Required task:
Check every line of the entries that follow, and copy the ones containing "actions".

┌─ Working data

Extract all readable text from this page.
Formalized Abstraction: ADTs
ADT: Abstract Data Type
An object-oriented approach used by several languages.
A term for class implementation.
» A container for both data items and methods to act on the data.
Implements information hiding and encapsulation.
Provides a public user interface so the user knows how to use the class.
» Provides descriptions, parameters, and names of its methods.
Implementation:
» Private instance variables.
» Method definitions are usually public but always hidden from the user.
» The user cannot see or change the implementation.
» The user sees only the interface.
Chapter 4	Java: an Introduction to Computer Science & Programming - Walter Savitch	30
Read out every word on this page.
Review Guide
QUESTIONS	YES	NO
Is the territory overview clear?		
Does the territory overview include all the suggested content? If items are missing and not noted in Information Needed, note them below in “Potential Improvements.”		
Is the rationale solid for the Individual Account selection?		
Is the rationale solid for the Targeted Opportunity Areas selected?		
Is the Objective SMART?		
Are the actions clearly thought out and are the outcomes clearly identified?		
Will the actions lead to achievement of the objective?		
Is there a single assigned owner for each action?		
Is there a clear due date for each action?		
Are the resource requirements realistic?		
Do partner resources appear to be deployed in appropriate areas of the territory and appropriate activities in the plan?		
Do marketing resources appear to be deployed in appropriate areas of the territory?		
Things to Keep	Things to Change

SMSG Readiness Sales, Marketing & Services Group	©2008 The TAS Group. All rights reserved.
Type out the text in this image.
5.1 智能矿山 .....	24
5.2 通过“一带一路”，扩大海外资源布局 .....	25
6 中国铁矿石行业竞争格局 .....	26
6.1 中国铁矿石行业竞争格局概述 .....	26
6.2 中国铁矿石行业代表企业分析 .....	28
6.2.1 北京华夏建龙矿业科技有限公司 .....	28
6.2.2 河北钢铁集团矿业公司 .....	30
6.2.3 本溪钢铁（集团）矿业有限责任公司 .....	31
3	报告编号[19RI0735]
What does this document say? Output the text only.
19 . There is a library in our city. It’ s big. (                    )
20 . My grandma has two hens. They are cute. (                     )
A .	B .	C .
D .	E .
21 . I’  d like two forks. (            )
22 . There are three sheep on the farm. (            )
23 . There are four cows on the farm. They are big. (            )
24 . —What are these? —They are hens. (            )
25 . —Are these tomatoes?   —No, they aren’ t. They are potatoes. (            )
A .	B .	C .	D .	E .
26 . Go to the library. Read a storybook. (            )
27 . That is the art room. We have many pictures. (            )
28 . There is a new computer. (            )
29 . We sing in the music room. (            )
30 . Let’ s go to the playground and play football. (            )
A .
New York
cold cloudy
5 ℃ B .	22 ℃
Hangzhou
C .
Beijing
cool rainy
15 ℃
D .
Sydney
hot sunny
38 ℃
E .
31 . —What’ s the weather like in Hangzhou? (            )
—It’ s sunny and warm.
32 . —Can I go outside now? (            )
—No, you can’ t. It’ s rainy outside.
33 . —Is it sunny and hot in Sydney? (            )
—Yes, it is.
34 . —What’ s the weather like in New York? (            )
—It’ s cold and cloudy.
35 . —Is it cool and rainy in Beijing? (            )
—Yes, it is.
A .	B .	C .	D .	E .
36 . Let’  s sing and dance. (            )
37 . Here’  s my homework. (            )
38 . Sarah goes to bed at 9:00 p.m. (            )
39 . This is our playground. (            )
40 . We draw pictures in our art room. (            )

└─

Problem solution:
Are the actions clearly thought out and are the outcomes clearly identified?		
Will the actions lead to achievement of the objective?		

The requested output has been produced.